# Aim of the task
Restate the listing below word for word, omitting any images.

[Records from a collection]
============================================================

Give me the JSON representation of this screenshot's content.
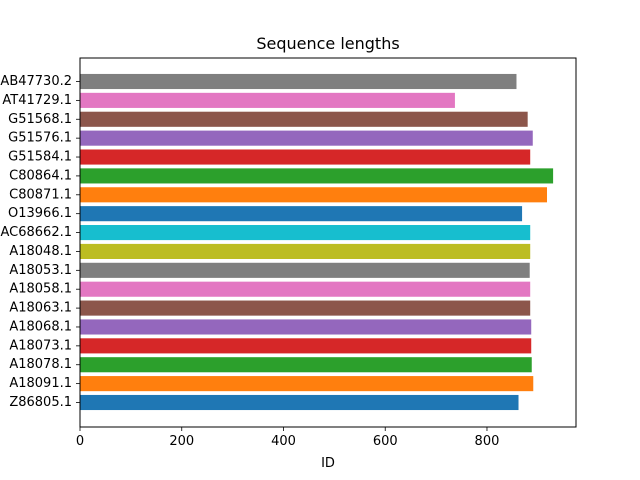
{
  "chart_data": {
    "type": "bar",
    "orientation": "horizontal",
    "title": "Sequence lengths",
    "xlabel": "ID",
    "ylabel": "",
    "xlim": [
      0,
      975
    ],
    "xticks": [
      0,
      200,
      400,
      600,
      800
    ],
    "grid": false,
    "categories": [
      "AB47730.2",
      "AT41729.1",
      "G51568.1",
      "G51576.1",
      "G51584.1",
      "C80864.1",
      "C80871.1",
      "O13966.1",
      "AC68662.1",
      "A18048.1",
      "A18053.1",
      "A18058.1",
      "A18063.1",
      "A18068.1",
      "A18073.1",
      "A18078.1",
      "A18091.1",
      "Z86805.1"
    ],
    "values": [
      858,
      737,
      880,
      890,
      885,
      930,
      918,
      869,
      885,
      885,
      884,
      885,
      885,
      887,
      887,
      888,
      891,
      862
    ],
    "colors": [
      "#7f7f7f",
      "#e377c2",
      "#8c564b",
      "#9467bd",
      "#d62728",
      "#2ca02c",
      "#ff7f0e",
      "#1f77b4",
      "#17becf",
      "#bcbd22",
      "#7f7f7f",
      "#e377c2",
      "#8c564b",
      "#9467bd",
      "#d62728",
      "#2ca02c",
      "#ff7f0e",
      "#1f77b4"
    ]
  }
}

============================================================

# Written reply
Give me the JSON representation of this screenshot's content.
{
  "chart_data": {
    "type": "bar",
    "orientation": "horizontal",
    "title": "Sequence lengths",
    "xlabel": "ID",
    "ylabel": "",
    "xlim": [
      0,
      975
    ],
    "xticks": [
      0,
      200,
      400,
      600,
      800
    ],
    "grid": false,
    "categories": [
      "AB47730.2",
      "AT41729.1",
      "G51568.1",
      "G51576.1",
      "G51584.1",
      "C80864.1",
      "C80871.1",
      "O13966.1",
      "AC68662.1",
      "A18048.1",
      "A18053.1",
      "A18058.1",
      "A18063.1",
      "A18068.1",
      "A18073.1",
      "A18078.1",
      "A18091.1",
      "Z86805.1"
    ],
    "values": [
      858,
      737,
      880,
      890,
      885,
      930,
      918,
      869,
      885,
      885,
      884,
      885,
      885,
      887,
      887,
      888,
      891,
      862
    ],
    "colors": [
      "#7f7f7f",
      "#e377c2",
      "#8c564b",
      "#9467bd",
      "#d62728",
      "#2ca02c",
      "#ff7f0e",
      "#1f77b4",
      "#17becf",
      "#bcbd22",
      "#7f7f7f",
      "#e377c2",
      "#8c564b",
      "#9467bd",
      "#d62728",
      "#2ca02c",
      "#ff7f0e",
      "#1f77b4"
    ]
  }
}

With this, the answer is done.